> **TASK GOAL**:
Output each entry verbatim and exclude every picture from it.

───── EXTRACTED MATERIAL ─────

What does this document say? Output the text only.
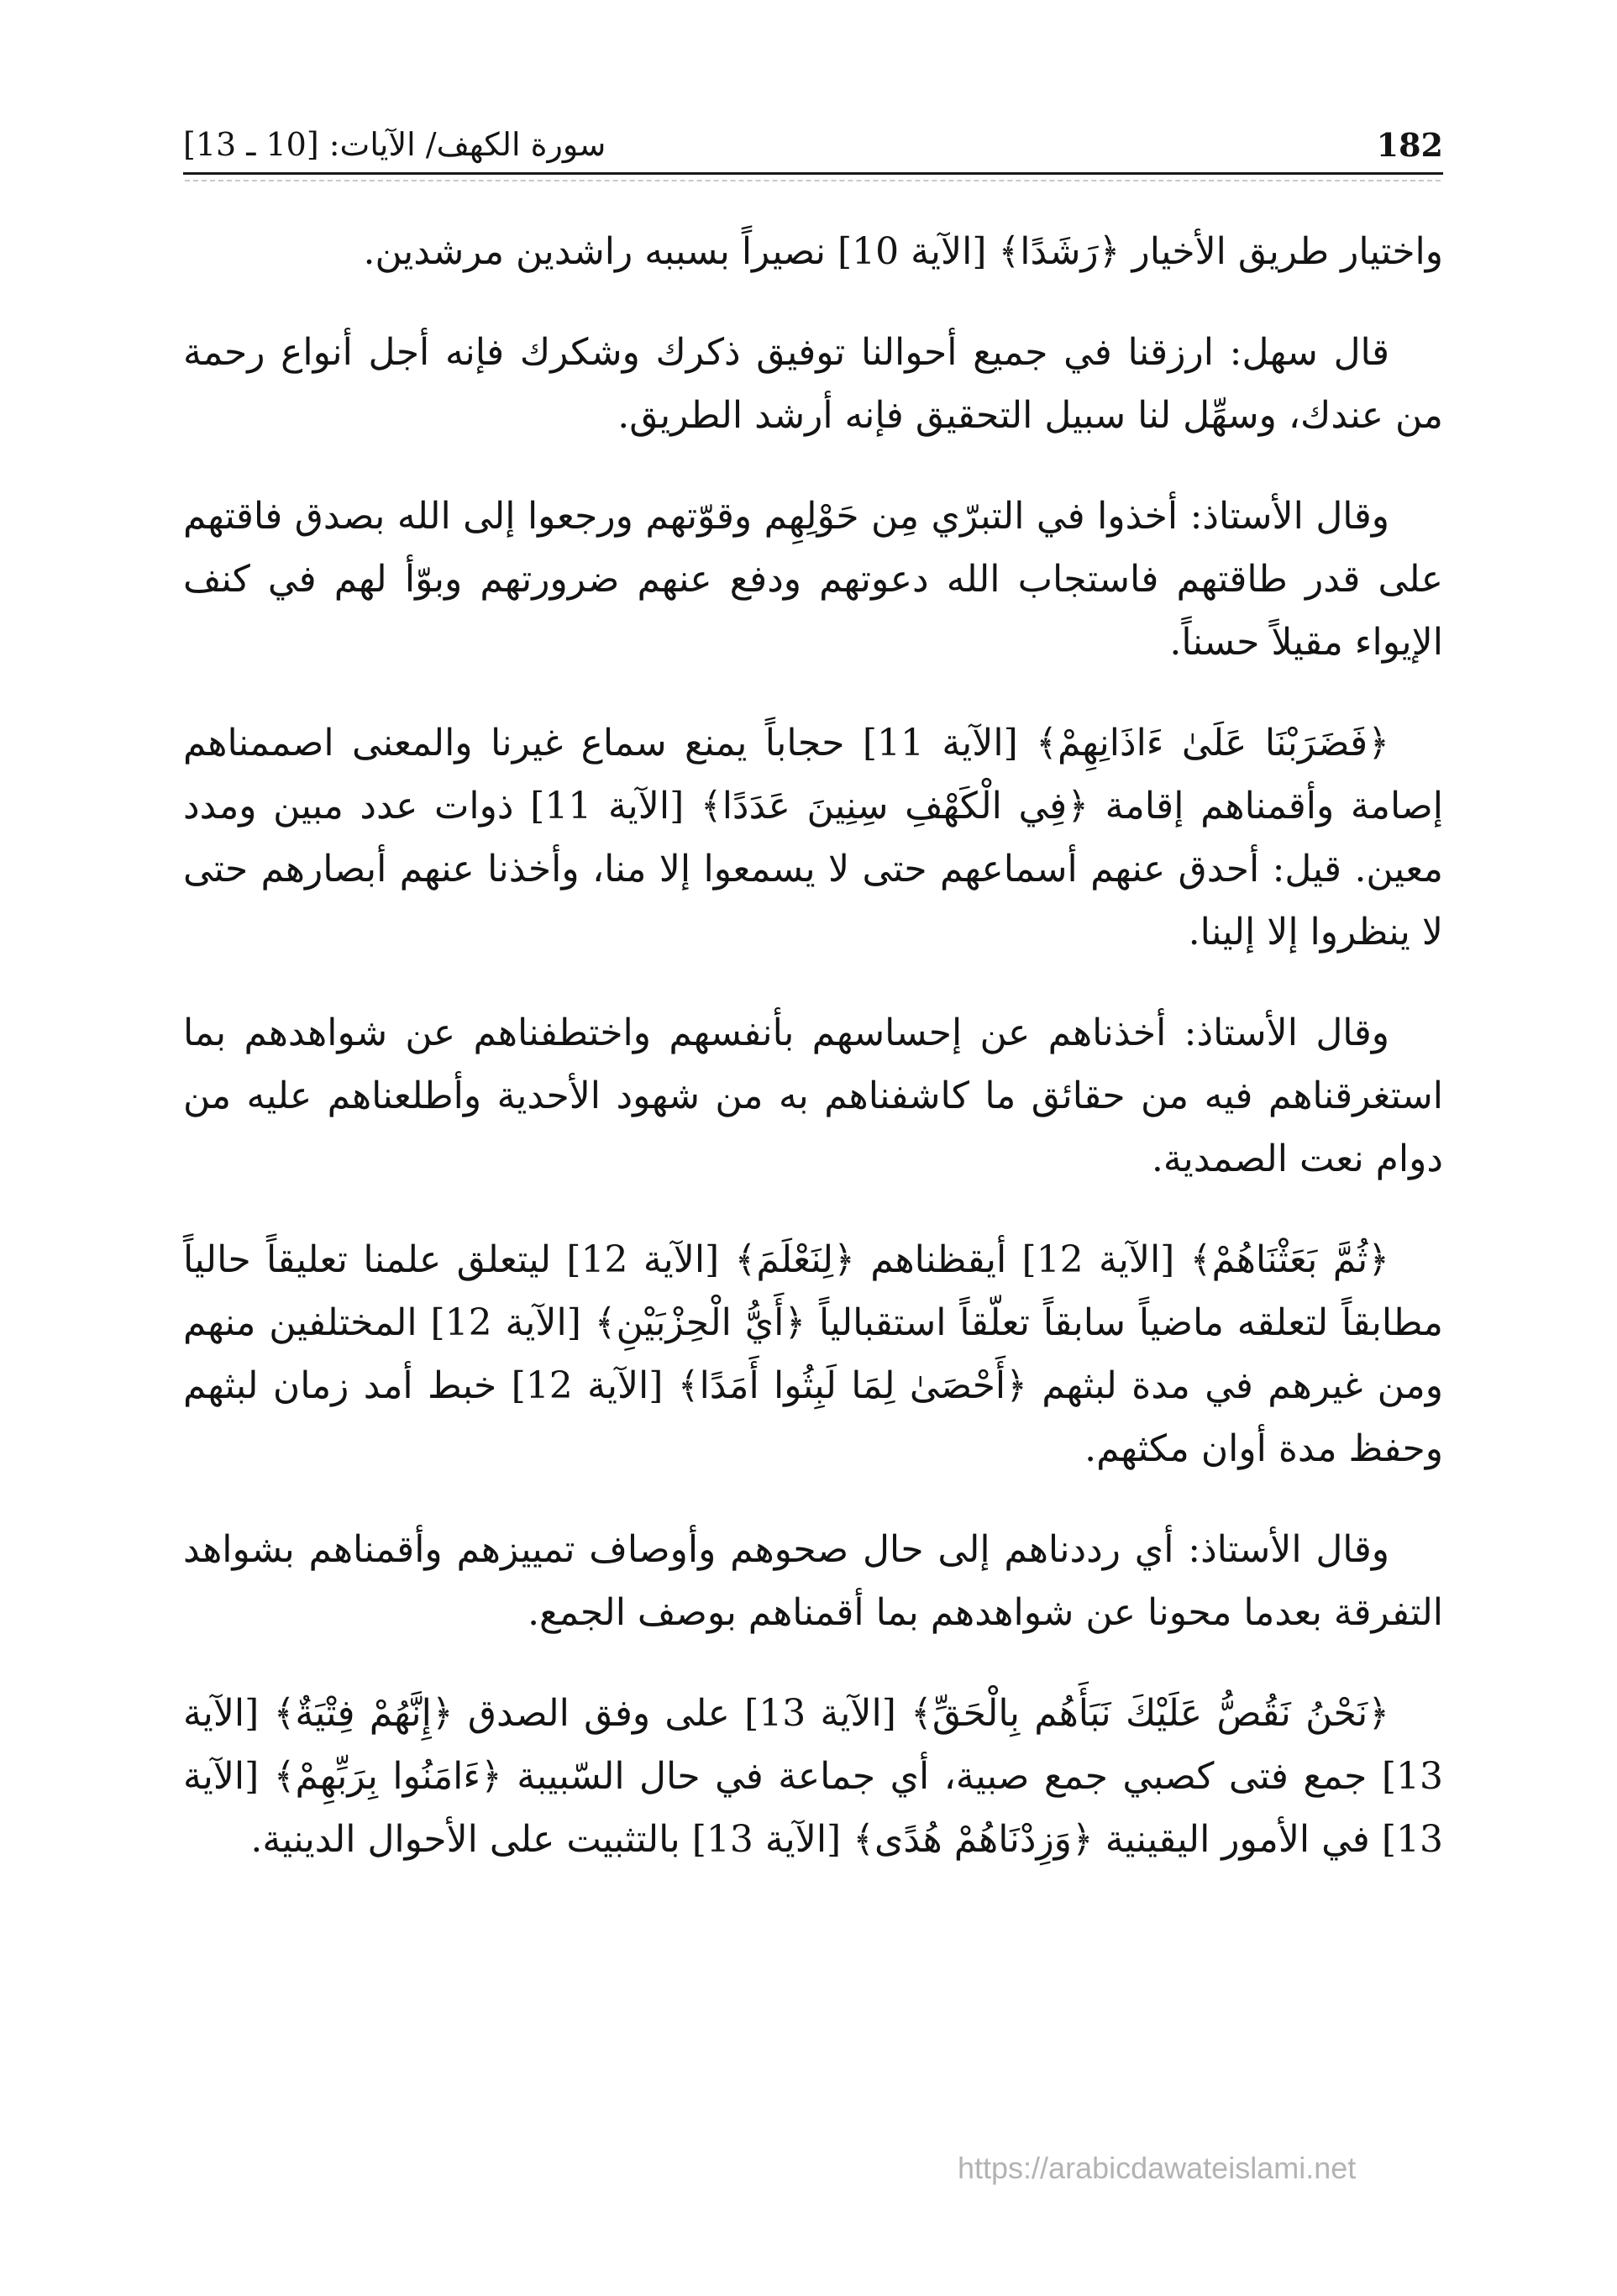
182
سورة الكهف/ الآيات: [10 ـ 13]

واختيار طريق الأخيار ﴿رَشَدًا﴾ [الآية 10] نصيراً بسببه راشدين مرشدين.

قال سهل: ارزقنا في جميع أحوالنا توفيق ذكرك وشكرك فإنه أجل أنواع رحمة من عندك، وسهِّل لنا سبيل التحقيق فإنه أرشد الطريق.

وقال الأستاذ: أخذوا في التبرّي مِن حَوْلِهِم وقوّتهم ورجعوا إلى الله بصدق فاقتهم على قدر طاقتهم فاستجاب الله دعوتهم ودفع عنهم ضرورتهم وبوّأ لهم في كنف الإيواء مقيلاً حسناً.

﴿فَضَرَبْنَا عَلَىٰ ءَاذَانِهِمْ﴾ [الآية 11] حجاباً يمنع سماع غيرنا والمعنى اصممناهم إصامة وأقمناهم إقامة ﴿فِي الْكَهْفِ سِنِينَ عَدَدًا﴾ [الآية 11] ذوات عدد مبين ومدد معين. قيل: أحدق عنهم أسماعهم حتى لا يسمعوا إلا منا، وأخذنا عنهم أبصارهم حتى لا ينظروا إلا إلينا.

وقال الأستاذ: أخذناهم عن إحساسهم بأنفسهم واختطفناهم عن شواهدهم بما استغرقناهم فيه من حقائق ما كاشفناهم به من شهود الأحدية وأطلعناهم عليه من دوام نعت الصمدية.

﴿ثُمَّ بَعَثْنَاهُمْ﴾ [الآية 12] أيقظناهم ﴿لِنَعْلَمَ﴾ [الآية 12] ليتعلق علمنا تعليقاً حالياً مطابقاً لتعلقه ماضياً سابقاً تعلّقاً استقبالياً ﴿أَيُّ الْحِزْبَيْنِ﴾ [الآية 12] المختلفين منهم ومن غيرهم في مدة لبثهم ﴿أَحْصَىٰ لِمَا لَبِثُوا أَمَدًا﴾ [الآية 12] خبط أمد زمان لبثهم وحفظ مدة أوان مكثهم.

وقال الأستاذ: أي رددناهم إلى حال صحوهم وأوصاف تمييزهم وأقمناهم بشواهد التفرقة بعدما محونا عن شواهدهم بما أقمناهم بوصف الجمع.

﴿نَحْنُ نَقُصُّ عَلَيْكَ نَبَأَهُم بِالْحَقِّ﴾ [الآية 13] على وفق الصدق ﴿إِنَّهُمْ فِتْيَةٌ﴾ [الآية 13] جمع فتى كصبي جمع صبية، أي جماعة في حال السّبيبة ﴿ءَامَنُوا بِرَبِّهِمْ﴾ [الآية 13] في الأمور اليقينية ﴿وَزِدْنَاهُمْ هُدًى﴾ [الآية 13] بالتثبيت على الأحوال الدينية.

https://arabicdawateislami.net
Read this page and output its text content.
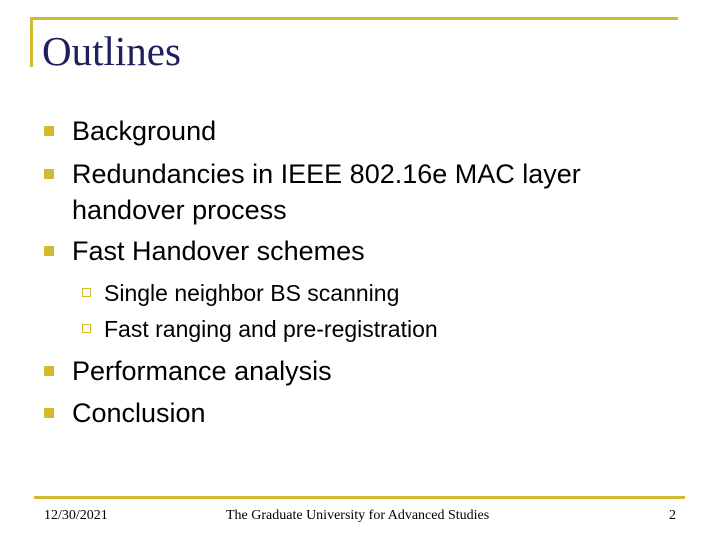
Outlines
Background
Redundancies in IEEE 802.16e MAC layer
handover process
Fast Handover schemes
Single neighbor BS scanning
Fast ranging and pre-registration
Performance analysis
Conclusion
12/30/2021	The Graduate University for Advanced Studies	2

─────

> **TASK ANSWER**:
What does this document say? Output the text only.
182
سورة الكهف/ الآيات: [10 ـ 13]

واختيار طريق الأخيار ﴿رَشَدًا﴾ [الآية 10] نصيراً بسببه راشدين مرشدين.

قال سهل: ارزقنا في جميع أحوالنا توفيق ذكرك وشكرك فإنه أجل أنواع رحمة من عندك، وسهِّل لنا سبيل التحقيق فإنه أرشد الطريق.

وقال الأستاذ: أخذوا في التبرّي مِن حَوْلِهِم وقوّتهم ورجعوا إلى الله بصدق فاقتهم على قدر طاقتهم فاستجاب الله دعوتهم ودفع عنهم ضرورتهم وبوّأ لهم في كنف الإيواء مقيلاً حسناً.

﴿فَضَرَبْنَا عَلَىٰ ءَاذَانِهِمْ﴾ [الآية 11] حجاباً يمنع سماع غيرنا والمعنى اصممناهم إصامة وأقمناهم إقامة ﴿فِي الْكَهْفِ سِنِينَ عَدَدًا﴾ [الآية 11] ذوات عدد مبين ومدد معين. قيل: أحدق عنهم أسماعهم حتى لا يسمعوا إلا منا، وأخذنا عنهم أبصارهم حتى لا ينظروا إلا إلينا.

وقال الأستاذ: أخذناهم عن إحساسهم بأنفسهم واختطفناهم عن شواهدهم بما استغرقناهم فيه من حقائق ما كاشفناهم به من شهود الأحدية وأطلعناهم عليه من دوام نعت الصمدية.

﴿ثُمَّ بَعَثْنَاهُمْ﴾ [الآية 12] أيقظناهم ﴿لِنَعْلَمَ﴾ [الآية 12] ليتعلق علمنا تعليقاً حالياً مطابقاً لتعلقه ماضياً سابقاً تعلّقاً استقبالياً ﴿أَيُّ الْحِزْبَيْنِ﴾ [الآية 12] المختلفين منهم ومن غيرهم في مدة لبثهم ﴿أَحْصَىٰ لِمَا لَبِثُوا أَمَدًا﴾ [الآية 12] خبط أمد زمان لبثهم وحفظ مدة أوان مكثهم.

وقال الأستاذ: أي رددناهم إلى حال صحوهم وأوصاف تمييزهم وأقمناهم بشواهد التفرقة بعدما محونا عن شواهدهم بما أقمناهم بوصف الجمع.

﴿نَحْنُ نَقُصُّ عَلَيْكَ نَبَأَهُم بِالْحَقِّ﴾ [الآية 13] على وفق الصدق ﴿إِنَّهُمْ فِتْيَةٌ﴾ [الآية 13] جمع فتى كصبي جمع صبية، أي جماعة في حال السّبيبة ﴿ءَامَنُوا بِرَبِّهِمْ﴾ [الآية 13] في الأمور اليقينية ﴿وَزِدْنَاهُمْ هُدًى﴾ [الآية 13] بالتثبيت على الأحوال الدينية.

https://arabicdawateislami.net
Read this page and output its text content.
Outlines
Background
Redundancies in IEEE 802.16e MAC layer
handover process
Fast Handover schemes
Single neighbor BS scanning
Fast ranging and pre-registration
Performance analysis
Conclusion
12/30/2021	The Graduate University for Advanced Studies	2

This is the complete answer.